*Exercise requirements*. Where a line contains the string "JSON", copy that line.

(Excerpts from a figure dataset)
══════════
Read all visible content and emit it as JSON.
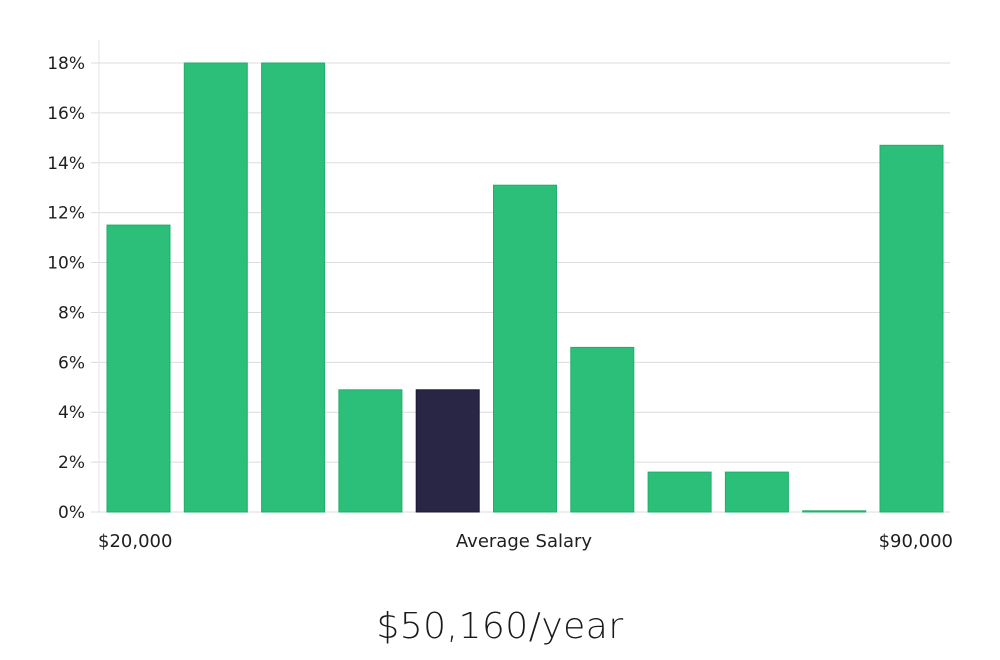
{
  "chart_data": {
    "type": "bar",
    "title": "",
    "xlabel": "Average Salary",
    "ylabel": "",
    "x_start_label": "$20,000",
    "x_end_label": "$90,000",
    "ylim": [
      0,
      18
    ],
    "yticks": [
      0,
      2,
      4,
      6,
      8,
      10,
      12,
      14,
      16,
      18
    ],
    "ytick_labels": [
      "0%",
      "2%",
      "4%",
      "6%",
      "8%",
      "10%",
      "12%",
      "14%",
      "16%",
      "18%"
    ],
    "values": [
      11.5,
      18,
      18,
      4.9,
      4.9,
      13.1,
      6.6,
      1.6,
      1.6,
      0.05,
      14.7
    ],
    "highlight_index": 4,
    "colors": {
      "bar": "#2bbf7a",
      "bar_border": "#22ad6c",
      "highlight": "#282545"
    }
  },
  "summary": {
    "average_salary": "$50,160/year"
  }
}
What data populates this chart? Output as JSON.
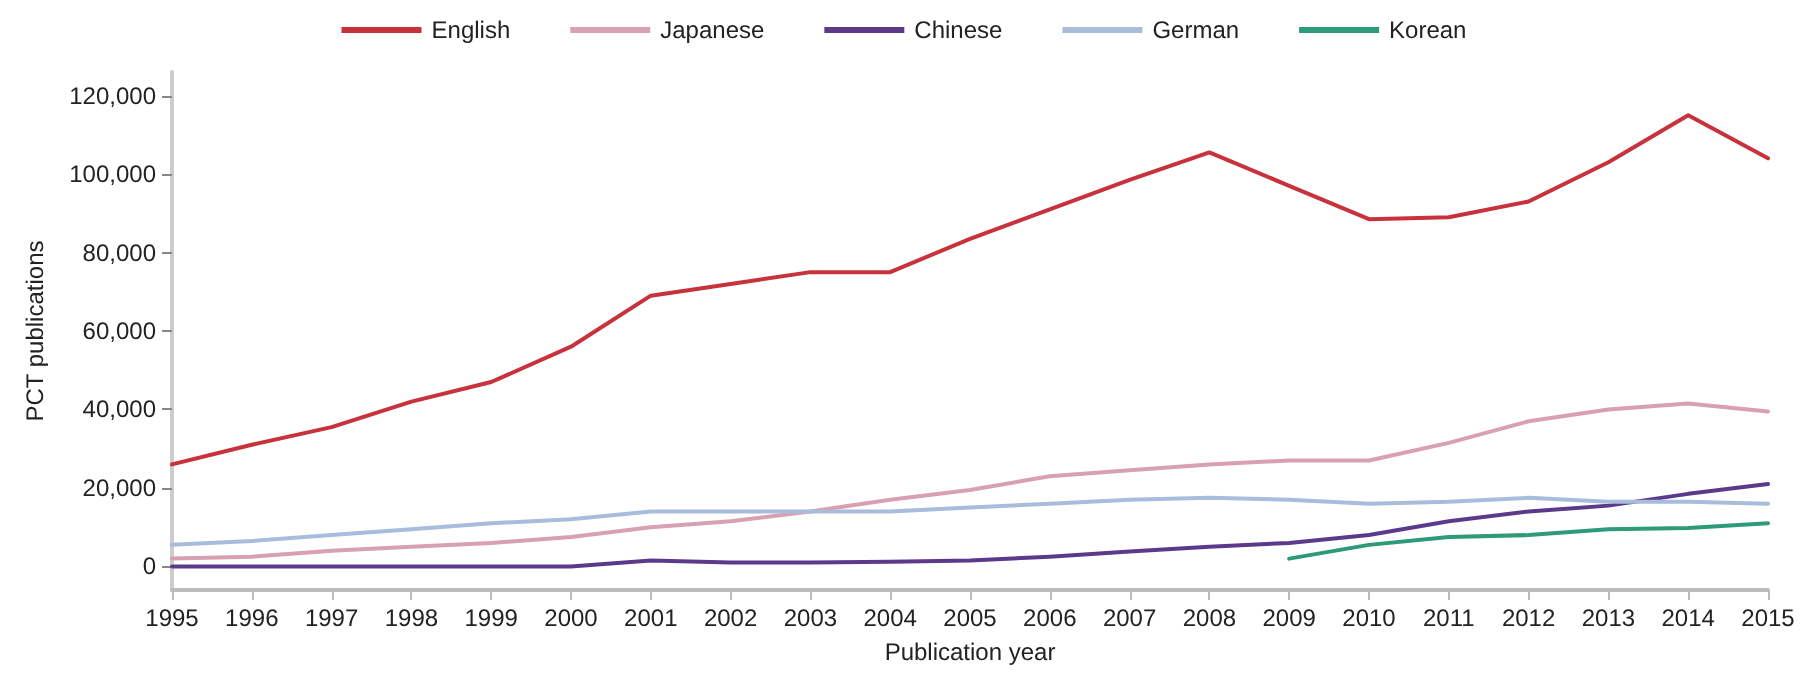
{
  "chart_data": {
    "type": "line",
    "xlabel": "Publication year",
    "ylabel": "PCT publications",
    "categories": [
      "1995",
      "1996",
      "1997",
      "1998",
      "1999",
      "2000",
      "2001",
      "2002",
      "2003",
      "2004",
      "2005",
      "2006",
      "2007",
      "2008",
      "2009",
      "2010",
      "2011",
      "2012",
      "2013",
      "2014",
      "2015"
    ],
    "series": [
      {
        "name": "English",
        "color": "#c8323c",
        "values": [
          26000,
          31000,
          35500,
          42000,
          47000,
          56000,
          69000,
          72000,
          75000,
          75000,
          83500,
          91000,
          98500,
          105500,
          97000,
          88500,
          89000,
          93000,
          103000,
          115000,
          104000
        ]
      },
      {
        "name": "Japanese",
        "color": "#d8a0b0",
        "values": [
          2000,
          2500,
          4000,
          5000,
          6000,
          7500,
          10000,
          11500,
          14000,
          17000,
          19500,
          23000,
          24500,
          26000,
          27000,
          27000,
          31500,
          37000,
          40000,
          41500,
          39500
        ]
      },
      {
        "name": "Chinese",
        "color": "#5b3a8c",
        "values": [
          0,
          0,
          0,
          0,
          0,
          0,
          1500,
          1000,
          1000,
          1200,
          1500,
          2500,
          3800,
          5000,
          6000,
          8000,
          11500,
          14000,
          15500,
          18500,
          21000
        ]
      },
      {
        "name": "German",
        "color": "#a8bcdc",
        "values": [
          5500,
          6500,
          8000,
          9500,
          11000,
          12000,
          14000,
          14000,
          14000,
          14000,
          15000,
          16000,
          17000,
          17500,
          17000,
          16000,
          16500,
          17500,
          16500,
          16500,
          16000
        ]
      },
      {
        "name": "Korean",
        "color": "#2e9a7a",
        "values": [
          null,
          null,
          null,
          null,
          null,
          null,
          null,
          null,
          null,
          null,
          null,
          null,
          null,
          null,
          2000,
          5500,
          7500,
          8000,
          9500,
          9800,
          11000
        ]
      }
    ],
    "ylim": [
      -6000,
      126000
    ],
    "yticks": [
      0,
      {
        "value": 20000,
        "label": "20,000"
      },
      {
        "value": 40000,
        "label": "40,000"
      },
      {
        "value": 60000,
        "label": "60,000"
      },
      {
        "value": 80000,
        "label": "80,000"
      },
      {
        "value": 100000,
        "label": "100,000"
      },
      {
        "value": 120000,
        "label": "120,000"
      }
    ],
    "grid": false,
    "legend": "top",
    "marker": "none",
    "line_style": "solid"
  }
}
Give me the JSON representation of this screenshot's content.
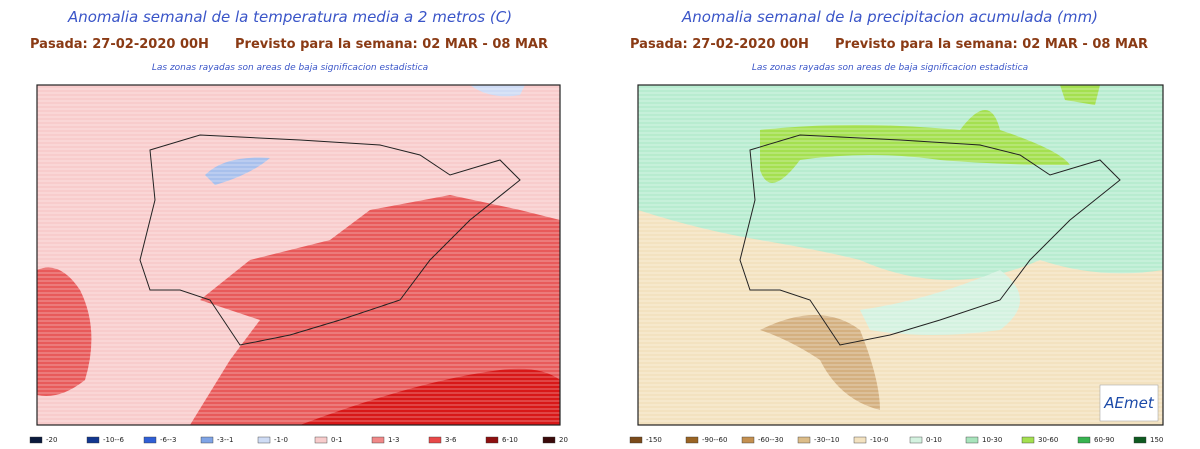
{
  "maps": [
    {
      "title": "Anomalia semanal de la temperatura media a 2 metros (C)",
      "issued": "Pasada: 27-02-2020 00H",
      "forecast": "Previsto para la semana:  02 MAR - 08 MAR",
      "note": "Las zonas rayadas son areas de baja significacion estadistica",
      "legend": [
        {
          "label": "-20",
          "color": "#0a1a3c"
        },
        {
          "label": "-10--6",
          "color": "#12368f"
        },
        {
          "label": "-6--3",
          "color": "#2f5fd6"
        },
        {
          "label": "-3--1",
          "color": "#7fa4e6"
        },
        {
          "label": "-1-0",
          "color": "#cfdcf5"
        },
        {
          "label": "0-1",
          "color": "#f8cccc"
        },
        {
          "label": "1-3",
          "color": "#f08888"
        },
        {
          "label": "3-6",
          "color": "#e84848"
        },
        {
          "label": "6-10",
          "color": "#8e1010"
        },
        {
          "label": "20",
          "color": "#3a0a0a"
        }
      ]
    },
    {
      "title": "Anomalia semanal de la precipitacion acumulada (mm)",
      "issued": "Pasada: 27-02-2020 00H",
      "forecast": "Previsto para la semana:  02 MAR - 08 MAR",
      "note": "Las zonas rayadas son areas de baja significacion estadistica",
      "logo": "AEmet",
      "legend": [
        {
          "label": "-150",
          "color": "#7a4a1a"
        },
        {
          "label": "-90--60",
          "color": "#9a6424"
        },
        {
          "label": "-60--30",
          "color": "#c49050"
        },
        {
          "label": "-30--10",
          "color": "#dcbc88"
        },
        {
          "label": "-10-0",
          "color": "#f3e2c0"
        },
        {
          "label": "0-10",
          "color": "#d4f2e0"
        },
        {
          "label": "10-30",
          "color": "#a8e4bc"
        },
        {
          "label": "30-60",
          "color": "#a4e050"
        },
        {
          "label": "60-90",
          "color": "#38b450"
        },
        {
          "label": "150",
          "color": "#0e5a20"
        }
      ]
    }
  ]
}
══════════
*Task output*.
Read all visible content and emit it as JSON.
What data populates this chart? Output as JSON.
Give me the JSON representation of this screenshot's content.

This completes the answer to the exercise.